------ GIVEN DATA ------

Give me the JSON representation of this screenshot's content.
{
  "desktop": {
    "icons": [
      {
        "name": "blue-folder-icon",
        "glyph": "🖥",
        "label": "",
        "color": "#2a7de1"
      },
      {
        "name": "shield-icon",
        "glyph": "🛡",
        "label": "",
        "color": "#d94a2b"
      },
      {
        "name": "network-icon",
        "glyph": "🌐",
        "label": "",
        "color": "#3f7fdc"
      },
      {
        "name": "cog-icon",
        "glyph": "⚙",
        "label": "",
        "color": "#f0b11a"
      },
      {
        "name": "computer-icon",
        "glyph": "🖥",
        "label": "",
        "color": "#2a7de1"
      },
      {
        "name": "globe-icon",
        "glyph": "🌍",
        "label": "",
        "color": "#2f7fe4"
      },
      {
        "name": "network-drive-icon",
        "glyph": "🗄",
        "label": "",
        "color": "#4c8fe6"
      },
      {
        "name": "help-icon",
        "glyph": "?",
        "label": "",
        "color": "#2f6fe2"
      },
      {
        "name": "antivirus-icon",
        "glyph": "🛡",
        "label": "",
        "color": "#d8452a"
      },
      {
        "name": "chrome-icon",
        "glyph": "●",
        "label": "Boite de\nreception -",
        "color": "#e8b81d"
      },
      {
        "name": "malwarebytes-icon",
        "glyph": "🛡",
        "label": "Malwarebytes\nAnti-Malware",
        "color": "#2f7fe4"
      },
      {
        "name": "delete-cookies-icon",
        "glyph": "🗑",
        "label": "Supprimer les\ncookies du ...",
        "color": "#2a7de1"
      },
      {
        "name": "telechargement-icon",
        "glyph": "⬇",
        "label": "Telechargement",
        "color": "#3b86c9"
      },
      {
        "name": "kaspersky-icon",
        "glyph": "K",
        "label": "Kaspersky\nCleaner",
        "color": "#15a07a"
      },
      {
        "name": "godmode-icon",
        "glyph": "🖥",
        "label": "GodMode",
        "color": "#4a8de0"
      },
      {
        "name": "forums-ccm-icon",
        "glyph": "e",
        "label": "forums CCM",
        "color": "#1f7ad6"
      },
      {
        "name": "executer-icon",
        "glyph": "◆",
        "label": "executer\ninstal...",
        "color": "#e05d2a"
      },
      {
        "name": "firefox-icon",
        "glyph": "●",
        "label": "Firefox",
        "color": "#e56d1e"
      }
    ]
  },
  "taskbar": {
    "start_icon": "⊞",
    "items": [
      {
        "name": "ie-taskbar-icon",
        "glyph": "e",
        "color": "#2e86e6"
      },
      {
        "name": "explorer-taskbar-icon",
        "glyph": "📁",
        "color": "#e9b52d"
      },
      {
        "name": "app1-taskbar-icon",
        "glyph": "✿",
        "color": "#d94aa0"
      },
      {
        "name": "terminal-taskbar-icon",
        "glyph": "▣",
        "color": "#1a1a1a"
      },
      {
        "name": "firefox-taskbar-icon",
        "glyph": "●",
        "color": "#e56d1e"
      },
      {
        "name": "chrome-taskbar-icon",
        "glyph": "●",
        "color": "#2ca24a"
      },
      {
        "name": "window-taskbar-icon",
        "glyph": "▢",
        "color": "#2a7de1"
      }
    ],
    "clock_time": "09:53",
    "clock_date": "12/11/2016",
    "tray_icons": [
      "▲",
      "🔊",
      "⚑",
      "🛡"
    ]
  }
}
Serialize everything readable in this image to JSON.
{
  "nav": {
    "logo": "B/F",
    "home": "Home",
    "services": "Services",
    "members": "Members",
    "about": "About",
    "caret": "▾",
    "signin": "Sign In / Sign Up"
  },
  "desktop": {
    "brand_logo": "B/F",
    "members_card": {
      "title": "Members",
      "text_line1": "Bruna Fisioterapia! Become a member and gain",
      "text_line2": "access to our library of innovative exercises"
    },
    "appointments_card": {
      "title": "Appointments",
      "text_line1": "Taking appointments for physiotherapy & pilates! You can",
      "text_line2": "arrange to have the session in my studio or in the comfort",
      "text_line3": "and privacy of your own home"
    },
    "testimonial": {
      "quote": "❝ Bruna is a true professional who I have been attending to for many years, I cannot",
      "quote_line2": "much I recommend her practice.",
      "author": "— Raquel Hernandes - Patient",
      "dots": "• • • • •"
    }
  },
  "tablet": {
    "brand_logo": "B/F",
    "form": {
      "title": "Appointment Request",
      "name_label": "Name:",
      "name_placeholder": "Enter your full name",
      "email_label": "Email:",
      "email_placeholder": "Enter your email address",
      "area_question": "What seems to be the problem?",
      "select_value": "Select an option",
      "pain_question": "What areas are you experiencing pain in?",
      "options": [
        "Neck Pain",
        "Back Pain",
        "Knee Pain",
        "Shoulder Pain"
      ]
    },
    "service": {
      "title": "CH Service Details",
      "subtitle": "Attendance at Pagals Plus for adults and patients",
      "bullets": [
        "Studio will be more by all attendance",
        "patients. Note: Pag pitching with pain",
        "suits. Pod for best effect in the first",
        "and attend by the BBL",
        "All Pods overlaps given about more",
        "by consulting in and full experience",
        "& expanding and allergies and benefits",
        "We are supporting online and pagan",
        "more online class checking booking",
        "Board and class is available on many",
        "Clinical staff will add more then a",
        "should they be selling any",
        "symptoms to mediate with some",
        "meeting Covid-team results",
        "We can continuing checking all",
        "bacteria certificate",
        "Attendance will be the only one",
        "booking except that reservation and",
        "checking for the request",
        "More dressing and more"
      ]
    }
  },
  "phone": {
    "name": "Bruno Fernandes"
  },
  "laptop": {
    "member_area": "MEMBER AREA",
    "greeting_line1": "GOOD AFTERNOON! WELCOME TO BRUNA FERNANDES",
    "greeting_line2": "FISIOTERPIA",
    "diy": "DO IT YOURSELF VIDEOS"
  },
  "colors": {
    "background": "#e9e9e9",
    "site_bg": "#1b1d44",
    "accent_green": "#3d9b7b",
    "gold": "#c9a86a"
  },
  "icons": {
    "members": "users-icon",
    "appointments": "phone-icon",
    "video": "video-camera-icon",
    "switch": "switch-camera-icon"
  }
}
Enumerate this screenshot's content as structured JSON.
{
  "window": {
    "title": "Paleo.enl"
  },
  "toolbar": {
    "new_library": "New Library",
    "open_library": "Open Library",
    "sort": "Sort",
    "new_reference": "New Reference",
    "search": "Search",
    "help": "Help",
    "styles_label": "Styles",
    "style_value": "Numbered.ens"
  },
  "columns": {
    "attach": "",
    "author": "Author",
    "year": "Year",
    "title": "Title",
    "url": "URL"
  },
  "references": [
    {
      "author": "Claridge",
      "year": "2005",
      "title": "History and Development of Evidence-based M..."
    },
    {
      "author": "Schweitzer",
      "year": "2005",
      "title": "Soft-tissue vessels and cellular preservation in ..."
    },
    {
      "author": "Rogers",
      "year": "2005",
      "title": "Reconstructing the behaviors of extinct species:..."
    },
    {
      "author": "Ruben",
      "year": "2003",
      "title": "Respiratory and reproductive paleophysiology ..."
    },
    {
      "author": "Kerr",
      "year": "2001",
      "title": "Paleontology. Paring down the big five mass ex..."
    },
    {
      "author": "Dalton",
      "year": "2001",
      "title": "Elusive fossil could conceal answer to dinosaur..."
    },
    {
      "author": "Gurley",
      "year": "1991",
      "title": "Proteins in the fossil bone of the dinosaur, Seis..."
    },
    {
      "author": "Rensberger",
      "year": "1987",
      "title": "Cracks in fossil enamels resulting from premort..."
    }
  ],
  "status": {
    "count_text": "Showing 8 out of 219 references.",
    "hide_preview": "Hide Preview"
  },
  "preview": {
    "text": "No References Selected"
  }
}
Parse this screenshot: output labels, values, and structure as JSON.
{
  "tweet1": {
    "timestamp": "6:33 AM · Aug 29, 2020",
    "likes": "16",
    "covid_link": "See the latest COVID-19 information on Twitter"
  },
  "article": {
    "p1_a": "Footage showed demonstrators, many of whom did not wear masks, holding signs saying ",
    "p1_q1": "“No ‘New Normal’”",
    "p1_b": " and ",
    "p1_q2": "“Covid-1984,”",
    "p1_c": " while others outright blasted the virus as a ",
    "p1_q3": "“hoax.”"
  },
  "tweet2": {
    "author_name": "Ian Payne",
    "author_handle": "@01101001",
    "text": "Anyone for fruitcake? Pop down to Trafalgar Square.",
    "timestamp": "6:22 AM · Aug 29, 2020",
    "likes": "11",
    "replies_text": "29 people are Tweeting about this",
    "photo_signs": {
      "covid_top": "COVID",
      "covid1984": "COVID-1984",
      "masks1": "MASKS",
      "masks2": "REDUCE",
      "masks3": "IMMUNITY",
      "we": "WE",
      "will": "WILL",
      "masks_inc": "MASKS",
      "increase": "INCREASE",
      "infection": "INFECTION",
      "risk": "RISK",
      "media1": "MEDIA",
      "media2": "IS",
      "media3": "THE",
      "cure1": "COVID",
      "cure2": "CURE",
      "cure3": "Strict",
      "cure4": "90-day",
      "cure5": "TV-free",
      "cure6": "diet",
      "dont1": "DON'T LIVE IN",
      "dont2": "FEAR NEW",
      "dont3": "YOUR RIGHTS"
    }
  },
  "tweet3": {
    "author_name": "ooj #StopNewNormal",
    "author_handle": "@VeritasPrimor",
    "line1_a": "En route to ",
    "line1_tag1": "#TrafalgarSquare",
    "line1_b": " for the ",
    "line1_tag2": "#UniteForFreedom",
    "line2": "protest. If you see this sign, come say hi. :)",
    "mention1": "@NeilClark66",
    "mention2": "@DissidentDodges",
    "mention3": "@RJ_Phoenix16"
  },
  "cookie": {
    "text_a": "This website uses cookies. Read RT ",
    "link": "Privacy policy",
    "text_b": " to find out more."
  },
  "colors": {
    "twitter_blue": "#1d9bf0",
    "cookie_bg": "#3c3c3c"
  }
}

------

## PROMPT
Copy out all lines above holding "have".

## RESULT
      "text_line2": "arrange to have the session in my studio or in the comfort",
      "quote": "❝ Bruna is a true professional who I have been attending to for many years, I cannot",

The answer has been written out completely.